Provided material »

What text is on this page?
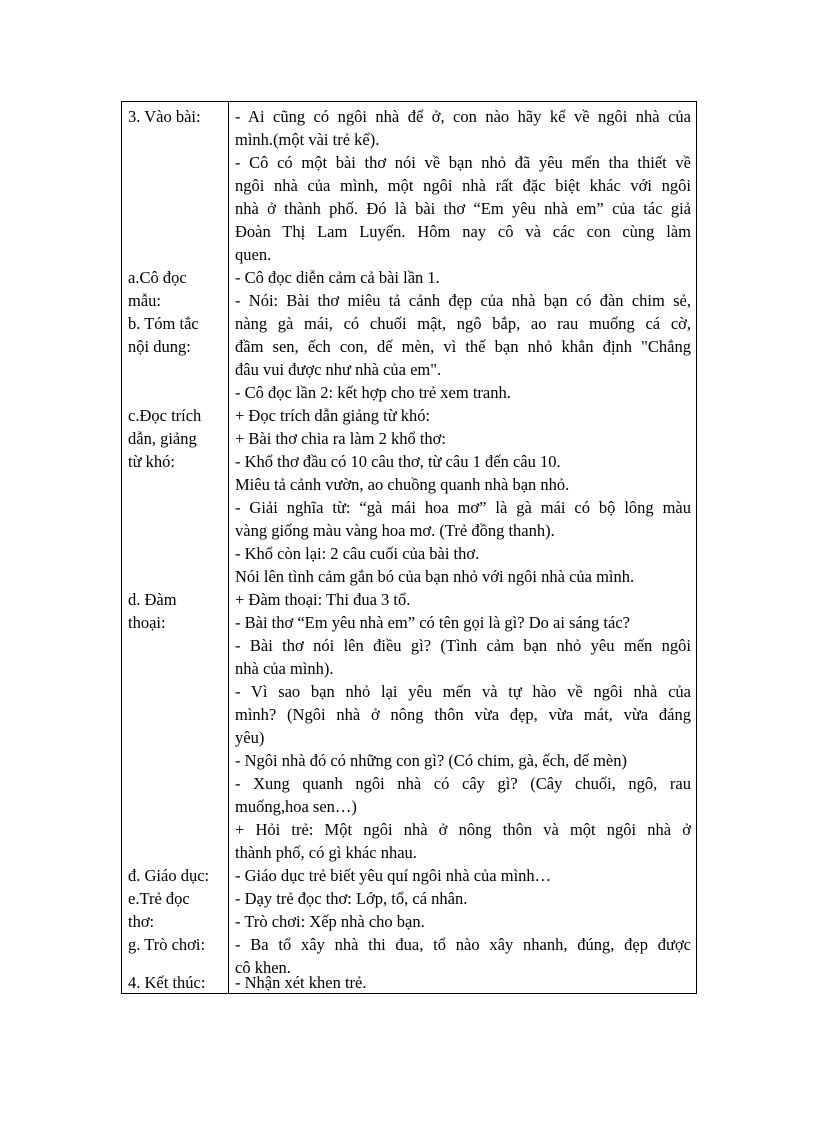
3. Vào bài:
a.Cô đọc
mẫu:
b. Tóm tắc
nội dung:
c.Đọc trích
dẫn, giảng
từ khó:
d. Đàm
thoại:
đ. Giáo dục:
e.Trẻ đọc
thơ:
g. Trò chơi:
4. Kết thúc:
- Ai cũng có ngôi nhà để ở, con nào hãy kể về ngôi nhà của
mình.(một vài trẻ kể).
- Cô có một bài thơ nói về bạn nhỏ đã yêu mến tha thiết về
ngôi nhà của mình, một ngôi nhà rất đặc biệt khác với ngôi
nhà ở thành phố. Đó là bài thơ “Em yêu nhà em” của tác giả
Đoàn Thị Lam Luyến. Hôm nay cô và các con cùng làm
quen.
- Cô đọc diễn cảm cả bài lần 1.
- Nói: Bài thơ miêu tả cảnh đẹp của nhà bạn có đàn chim sẻ,
nàng gà mái, có chuối mật, ngô bắp, ao rau muống cá cờ,
đầm sen, ếch con, dế mèn, vì thế bạn nhỏ khẳn định "Chẳng
đâu vui được như nhà của em".
- Cô đọc lần 2: kết hợp cho trẻ xem tranh.
+ Đọc trích dẫn giảng từ khó:
+ Bài thơ chia ra làm 2 khổ thơ:
- Khổ thơ đầu có 10 câu thơ, từ câu 1 đến câu 10.
Miêu tả cảnh vườn, ao chuồng quanh nhà bạn nhỏ.
- Giải nghĩa từ: “gà mái hoa mơ” là gà mái có bộ lông màu
vàng giống màu vàng hoa mơ. (Trẻ đồng thanh).
- Khổ còn lại: 2 câu cuối của bài thơ.
Nói lên tình cảm gắn bó của bạn nhỏ với ngôi nhà của mình.
+ Đàm thoại: Thi đua 3 tổ.
- Bài thơ “Em yêu nhà em” có tên gọi là gì? Do ai sáng tác?
- Bài thơ nói lên điều gì? (Tình cảm bạn nhỏ yêu mến ngôi
nhà của mình).
- Vì sao bạn nhỏ lại yêu mến và tự hào về ngôi nhà của
mình? (Ngôi nhà ở nông thôn vừa đẹp, vừa mát, vừa đáng
yêu)
- Ngôi nhà đó có những con gì? (Có chim, gà, ếch, dế mèn)
- Xung quanh ngôi nhà có cây gì? (Cây chuối, ngô, rau
muống,hoa sen…)
+ Hỏi trẻ: Một ngôi nhà ở nông thôn và một ngôi nhà ở
thành phố, có gì khác nhau.
- Giáo dục trẻ biết yêu quí ngôi nhà của mình…
- Dạy trẻ đọc thơ: Lớp, tổ, cá nhân.
- Trò chơi: Xếp nhà cho bạn.
- Ba tổ xây nhà thi đua, tổ nào xây nhanh, đúng, đẹp được
cô khen.
- Nhận xét khen trẻ.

Task statement » Transcribe the whole listing exactly. Pictures are excluded.

Reply »
What text is on this page?
3. Vào bài:
a.Cô đọc
mẫu:
b. Tóm tắc
nội dung:
c.Đọc trích
dẫn, giảng
từ khó:
d. Đàm
thoại:
đ. Giáo dục:
e.Trẻ đọc
thơ:
g. Trò chơi:
4. Kết thúc:
- Ai cũng có ngôi nhà để ở, con nào hãy kể về ngôi nhà của
mình.(một vài trẻ kể).
- Cô có một bài thơ nói về bạn nhỏ đã yêu mến tha thiết về
ngôi nhà của mình, một ngôi nhà rất đặc biệt khác với ngôi
nhà ở thành phố. Đó là bài thơ “Em yêu nhà em” của tác giả
Đoàn Thị Lam Luyến. Hôm nay cô và các con cùng làm
quen.
- Cô đọc diễn cảm cả bài lần 1.
- Nói: Bài thơ miêu tả cảnh đẹp của nhà bạn có đàn chim sẻ,
nàng gà mái, có chuối mật, ngô bắp, ao rau muống cá cờ,
đầm sen, ếch con, dế mèn, vì thế bạn nhỏ khẳn định "Chẳng
đâu vui được như nhà của em".
- Cô đọc lần 2: kết hợp cho trẻ xem tranh.
+ Đọc trích dẫn giảng từ khó:
+ Bài thơ chia ra làm 2 khổ thơ:
- Khổ thơ đầu có 10 câu thơ, từ câu 1 đến câu 10.
Miêu tả cảnh vườn, ao chuồng quanh nhà bạn nhỏ.
- Giải nghĩa từ: “gà mái hoa mơ” là gà mái có bộ lông màu
vàng giống màu vàng hoa mơ. (Trẻ đồng thanh).
- Khổ còn lại: 2 câu cuối của bài thơ.
Nói lên tình cảm gắn bó của bạn nhỏ với ngôi nhà của mình.
+ Đàm thoại: Thi đua 3 tổ.
- Bài thơ “Em yêu nhà em” có tên gọi là gì? Do ai sáng tác?
- Bài thơ nói lên điều gì? (Tình cảm bạn nhỏ yêu mến ngôi
nhà của mình).
- Vì sao bạn nhỏ lại yêu mến và tự hào về ngôi nhà của
mình? (Ngôi nhà ở nông thôn vừa đẹp, vừa mát, vừa đáng
yêu)
- Ngôi nhà đó có những con gì? (Có chim, gà, ếch, dế mèn)
- Xung quanh ngôi nhà có cây gì? (Cây chuối, ngô, rau
muống,hoa sen…)
+ Hỏi trẻ: Một ngôi nhà ở nông thôn và một ngôi nhà ở
thành phố, có gì khác nhau.
- Giáo dục trẻ biết yêu quí ngôi nhà của mình…
- Dạy trẻ đọc thơ: Lớp, tổ, cá nhân.
- Trò chơi: Xếp nhà cho bạn.
- Ba tổ xây nhà thi đua, tổ nào xây nhanh, đúng, đẹp được
cô khen.
- Nhận xét khen trẻ.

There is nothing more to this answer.